[Entries from a dataset]
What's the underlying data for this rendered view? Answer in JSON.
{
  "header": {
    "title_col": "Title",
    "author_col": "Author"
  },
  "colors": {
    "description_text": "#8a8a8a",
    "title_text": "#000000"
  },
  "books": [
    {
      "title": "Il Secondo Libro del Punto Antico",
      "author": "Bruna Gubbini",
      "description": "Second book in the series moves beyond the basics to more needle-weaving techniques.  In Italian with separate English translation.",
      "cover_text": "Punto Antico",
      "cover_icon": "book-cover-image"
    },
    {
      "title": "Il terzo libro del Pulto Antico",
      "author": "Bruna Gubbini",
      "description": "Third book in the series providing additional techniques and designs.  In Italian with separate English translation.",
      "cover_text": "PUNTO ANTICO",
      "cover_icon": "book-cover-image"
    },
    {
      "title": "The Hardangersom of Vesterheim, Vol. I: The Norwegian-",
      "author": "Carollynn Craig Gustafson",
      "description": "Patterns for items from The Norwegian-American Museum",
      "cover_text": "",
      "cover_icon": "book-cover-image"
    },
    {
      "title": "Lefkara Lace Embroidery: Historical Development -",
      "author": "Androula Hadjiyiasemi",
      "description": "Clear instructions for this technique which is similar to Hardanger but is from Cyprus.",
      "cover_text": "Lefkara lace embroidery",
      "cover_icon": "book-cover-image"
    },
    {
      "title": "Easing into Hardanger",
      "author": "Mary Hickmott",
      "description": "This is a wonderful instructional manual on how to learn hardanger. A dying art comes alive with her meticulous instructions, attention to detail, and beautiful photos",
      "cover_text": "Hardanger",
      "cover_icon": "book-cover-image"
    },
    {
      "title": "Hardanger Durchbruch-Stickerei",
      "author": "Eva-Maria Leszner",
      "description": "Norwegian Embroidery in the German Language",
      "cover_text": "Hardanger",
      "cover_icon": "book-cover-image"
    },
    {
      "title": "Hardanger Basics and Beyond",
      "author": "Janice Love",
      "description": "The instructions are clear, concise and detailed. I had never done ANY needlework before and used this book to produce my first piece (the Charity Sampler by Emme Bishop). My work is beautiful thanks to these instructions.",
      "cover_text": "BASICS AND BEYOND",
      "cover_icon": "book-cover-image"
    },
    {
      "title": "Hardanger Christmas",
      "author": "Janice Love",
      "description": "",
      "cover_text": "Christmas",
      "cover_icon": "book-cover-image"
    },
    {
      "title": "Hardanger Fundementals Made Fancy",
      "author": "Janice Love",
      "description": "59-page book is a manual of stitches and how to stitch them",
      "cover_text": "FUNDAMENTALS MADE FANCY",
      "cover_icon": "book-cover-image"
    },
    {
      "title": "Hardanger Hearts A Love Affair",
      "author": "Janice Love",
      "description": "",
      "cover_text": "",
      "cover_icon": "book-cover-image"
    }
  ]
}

**Task requirements:**
Reproduce the listing above word for word.

**Exercise solution:**
What's the underlying data for this rendered view? Answer in JSON.
{
  "header": {
    "title_col": "Title",
    "author_col": "Author"
  },
  "colors": {
    "description_text": "#8a8a8a",
    "title_text": "#000000"
  },
  "books": [
    {
      "title": "Il Secondo Libro del Punto Antico",
      "author": "Bruna Gubbini",
      "description": "Second book in the series moves beyond the basics to more needle-weaving techniques.  In Italian with separate English translation.",
      "cover_text": "Punto Antico",
      "cover_icon": "book-cover-image"
    },
    {
      "title": "Il terzo libro del Pulto Antico",
      "author": "Bruna Gubbini",
      "description": "Third book in the series providing additional techniques and designs.  In Italian with separate English translation.",
      "cover_text": "PUNTO ANTICO",
      "cover_icon": "book-cover-image"
    },
    {
      "title": "The Hardangersom of Vesterheim, Vol. I: The Norwegian-",
      "author": "Carollynn Craig Gustafson",
      "description": "Patterns for items from The Norwegian-American Museum",
      "cover_text": "",
      "cover_icon": "book-cover-image"
    },
    {
      "title": "Lefkara Lace Embroidery: Historical Development -",
      "author": "Androula Hadjiyiasemi",
      "description": "Clear instructions for this technique which is similar to Hardanger but is from Cyprus.",
      "cover_text": "Lefkara lace embroidery",
      "cover_icon": "book-cover-image"
    },
    {
      "title": "Easing into Hardanger",
      "author": "Mary Hickmott",
      "description": "This is a wonderful instructional manual on how to learn hardanger. A dying art comes alive with her meticulous instructions, attention to detail, and beautiful photos",
      "cover_text": "Hardanger",
      "cover_icon": "book-cover-image"
    },
    {
      "title": "Hardanger Durchbruch-Stickerei",
      "author": "Eva-Maria Leszner",
      "description": "Norwegian Embroidery in the German Language",
      "cover_text": "Hardanger",
      "cover_icon": "book-cover-image"
    },
    {
      "title": "Hardanger Basics and Beyond",
      "author": "Janice Love",
      "description": "The instructions are clear, concise and detailed. I had never done ANY needlework before and used this book to produce my first piece (the Charity Sampler by Emme Bishop). My work is beautiful thanks to these instructions.",
      "cover_text": "BASICS AND BEYOND",
      "cover_icon": "book-cover-image"
    },
    {
      "title": "Hardanger Christmas",
      "author": "Janice Love",
      "description": "",
      "cover_text": "Christmas",
      "cover_icon": "book-cover-image"
    },
    {
      "title": "Hardanger Fundementals Made Fancy",
      "author": "Janice Love",
      "description": "59-page book is a manual of stitches and how to stitch them",
      "cover_text": "FUNDAMENTALS MADE FANCY",
      "cover_icon": "book-cover-image"
    },
    {
      "title": "Hardanger Hearts A Love Affair",
      "author": "Janice Love",
      "description": "",
      "cover_text": "",
      "cover_icon": "book-cover-image"
    }
  ]
}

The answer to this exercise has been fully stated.